Условие задания> Процитируйте без изменений часть фрагмента о судьбе фольклора в советское время: начните с места, где стоят слова «Еще с конца», и остановитесь после слов «(которые ею преследуются).».

Фрагмент текста>

---*---

Еще с конца 1920-х годов власть начинает борьбу с популярнейшими устными жанрами (“слухами”, анекдотами), а с 1930-х “враждебным” объявляется (устами Ю.М. Соколова) городской “мещанский”, а также “блатной” фольклор106, которые наряду с “кулацким”107 противостоят “пролетарской и колхозной устной поэзии”108. С этого времени городской фольклор более чем на полвека (до середины 1980-х) вообще перестают замечать — и как объект исследования, и как материал для культурных рецепций. Впрочем, он продолжает быть вполне реальным носителем “внесистемных” начал (на которые власть предпочитает не обращать внимания) и даже выразителем протестных настроений (которые ею преследуются).
По крайней мере, значительная (и едва ли не основная) часть “крестьянского фольклора” признается доживающей последние дни (по Ю.М. Соколову), заменить ее должен специально создаваемый “советский фольклор”. К этому времени, в согласии с изменившейся политико-идеологической стратегией власти, раскулаченное и коллективизированное крестьянство перестает восприниматься как потенциально враждебный класс мелких собственников109. К 1937 году, когда появляется первая публикация “новин”, коллективизация считается почти завершенной. Соответственно, смягчается отношение к сельским культурным традициям, которые теперь расцениваются уже не столько как специфически крестьянские, сколько как общенародные (тем более, что городской фольклор молчаливо признан как бы несуществующим).
Для формирующейся имперской концепции наличие русского национального эпоса сулит определенные пропагандистские выгоды. Идеологические инстанции спохватываются, и взгляды Вс. Миллера на происхождение былин (к которым еще в 1920-е годы относились терпимо) объявляются антидемократическими, реакционными, продиктованными неверием в творческие силы народа; соответственно, Ю.М. Соколову и другим советским фольклористам к концу 1930-х годов приходится отказываться от своих предшествующих воззрений на эту проблему.

---*---

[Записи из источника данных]

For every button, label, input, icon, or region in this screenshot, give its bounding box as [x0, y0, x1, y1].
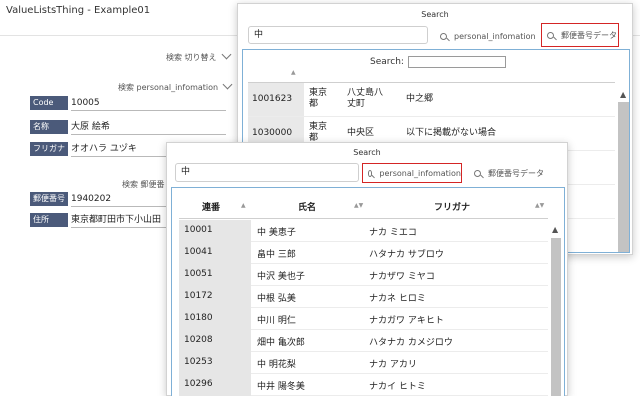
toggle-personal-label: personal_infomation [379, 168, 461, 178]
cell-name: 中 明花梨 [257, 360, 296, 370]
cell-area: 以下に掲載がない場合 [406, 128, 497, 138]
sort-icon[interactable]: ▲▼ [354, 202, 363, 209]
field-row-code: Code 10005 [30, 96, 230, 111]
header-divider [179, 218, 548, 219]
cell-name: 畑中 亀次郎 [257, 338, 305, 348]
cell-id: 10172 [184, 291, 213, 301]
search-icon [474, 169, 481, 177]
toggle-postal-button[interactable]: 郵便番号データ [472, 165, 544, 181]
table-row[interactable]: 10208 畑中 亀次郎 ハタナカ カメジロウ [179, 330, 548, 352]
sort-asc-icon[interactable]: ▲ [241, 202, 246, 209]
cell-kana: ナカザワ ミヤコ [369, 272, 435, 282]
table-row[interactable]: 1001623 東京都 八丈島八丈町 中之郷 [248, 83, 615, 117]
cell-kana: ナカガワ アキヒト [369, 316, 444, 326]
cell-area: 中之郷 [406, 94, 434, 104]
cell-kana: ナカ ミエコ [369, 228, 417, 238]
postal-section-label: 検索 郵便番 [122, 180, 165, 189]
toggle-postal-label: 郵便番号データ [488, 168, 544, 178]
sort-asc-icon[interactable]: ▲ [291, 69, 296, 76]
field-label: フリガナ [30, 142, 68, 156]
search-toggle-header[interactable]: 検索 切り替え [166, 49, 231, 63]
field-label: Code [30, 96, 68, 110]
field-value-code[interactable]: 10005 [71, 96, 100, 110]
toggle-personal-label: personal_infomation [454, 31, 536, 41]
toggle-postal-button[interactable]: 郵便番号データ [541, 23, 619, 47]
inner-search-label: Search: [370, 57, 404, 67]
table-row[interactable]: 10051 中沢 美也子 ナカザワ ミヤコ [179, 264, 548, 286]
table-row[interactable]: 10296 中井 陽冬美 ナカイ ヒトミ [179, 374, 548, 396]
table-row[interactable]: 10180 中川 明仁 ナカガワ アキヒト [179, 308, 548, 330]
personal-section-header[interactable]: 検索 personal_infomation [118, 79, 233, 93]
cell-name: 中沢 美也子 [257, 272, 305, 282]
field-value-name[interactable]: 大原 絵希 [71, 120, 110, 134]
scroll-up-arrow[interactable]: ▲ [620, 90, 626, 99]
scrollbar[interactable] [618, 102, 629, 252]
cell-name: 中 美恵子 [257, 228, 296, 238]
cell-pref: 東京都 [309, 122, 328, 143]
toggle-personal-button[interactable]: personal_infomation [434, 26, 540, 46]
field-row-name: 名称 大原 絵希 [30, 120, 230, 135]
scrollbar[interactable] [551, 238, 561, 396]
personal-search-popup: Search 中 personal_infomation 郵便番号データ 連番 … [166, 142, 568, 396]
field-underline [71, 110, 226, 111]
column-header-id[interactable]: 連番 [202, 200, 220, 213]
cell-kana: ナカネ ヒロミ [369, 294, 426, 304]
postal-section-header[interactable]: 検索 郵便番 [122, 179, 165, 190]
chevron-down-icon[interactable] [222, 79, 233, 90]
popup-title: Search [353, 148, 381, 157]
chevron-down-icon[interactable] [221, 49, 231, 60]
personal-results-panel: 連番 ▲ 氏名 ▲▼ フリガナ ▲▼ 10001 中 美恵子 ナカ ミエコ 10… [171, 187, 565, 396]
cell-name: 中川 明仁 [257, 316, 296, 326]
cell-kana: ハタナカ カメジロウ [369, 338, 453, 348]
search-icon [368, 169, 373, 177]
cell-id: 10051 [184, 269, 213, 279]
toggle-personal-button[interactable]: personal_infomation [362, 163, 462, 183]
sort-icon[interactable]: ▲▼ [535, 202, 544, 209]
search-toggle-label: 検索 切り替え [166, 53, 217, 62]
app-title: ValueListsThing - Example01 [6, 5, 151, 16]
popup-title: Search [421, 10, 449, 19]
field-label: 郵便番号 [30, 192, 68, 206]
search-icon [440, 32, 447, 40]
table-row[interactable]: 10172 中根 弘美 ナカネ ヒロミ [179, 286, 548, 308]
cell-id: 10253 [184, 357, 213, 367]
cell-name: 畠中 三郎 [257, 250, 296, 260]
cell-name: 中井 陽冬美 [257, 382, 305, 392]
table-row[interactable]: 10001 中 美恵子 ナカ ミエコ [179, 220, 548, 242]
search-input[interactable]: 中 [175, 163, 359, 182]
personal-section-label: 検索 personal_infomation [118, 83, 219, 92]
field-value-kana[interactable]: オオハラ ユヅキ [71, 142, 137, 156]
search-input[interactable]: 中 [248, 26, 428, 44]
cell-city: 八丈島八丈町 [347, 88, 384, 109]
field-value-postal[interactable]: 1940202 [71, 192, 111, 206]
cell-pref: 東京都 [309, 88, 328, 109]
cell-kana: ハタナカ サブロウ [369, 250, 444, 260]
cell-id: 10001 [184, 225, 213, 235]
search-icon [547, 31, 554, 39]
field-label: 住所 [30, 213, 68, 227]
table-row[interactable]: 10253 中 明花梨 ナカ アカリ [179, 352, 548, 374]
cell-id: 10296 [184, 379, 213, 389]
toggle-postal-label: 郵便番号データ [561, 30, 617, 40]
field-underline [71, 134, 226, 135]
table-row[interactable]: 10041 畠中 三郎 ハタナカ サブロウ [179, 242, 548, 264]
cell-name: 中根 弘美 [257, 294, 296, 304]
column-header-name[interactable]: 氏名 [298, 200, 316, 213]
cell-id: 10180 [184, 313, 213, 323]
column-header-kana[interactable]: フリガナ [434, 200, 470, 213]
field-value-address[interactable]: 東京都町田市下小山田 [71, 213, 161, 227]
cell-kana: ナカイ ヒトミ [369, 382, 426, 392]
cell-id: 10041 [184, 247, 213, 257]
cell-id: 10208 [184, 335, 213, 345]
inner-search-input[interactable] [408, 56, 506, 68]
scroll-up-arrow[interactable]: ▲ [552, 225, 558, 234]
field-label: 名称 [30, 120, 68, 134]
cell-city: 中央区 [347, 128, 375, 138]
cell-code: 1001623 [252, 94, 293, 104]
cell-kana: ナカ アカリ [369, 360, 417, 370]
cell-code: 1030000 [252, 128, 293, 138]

---*---

Результат выполнения>
Еще с конца 1920-х годов власть начинает борьбу с популярнейшими устными жанрами (“слухами”, анекдотами), а с 1930-х “враждебным” объявляется (устами Ю.М. Соколова) городской “мещанский”, а также “блатной” фольклор106, которые наряду с “кулацким”107 противостоят “пролетарской и колхозной устной поэзии”108. С этого времени городской фольклор более чем на полвека (до середины 1980-х) вообще перестают замечать — и как объект исследования, и как материал для культурных рецепций. Впрочем, он продолжает быть вполне реальным носителем “внесистемных” начал (на которые власть предпочитает не обращать внимания) и даже выразителем протестных настроений (которые ею преследуются).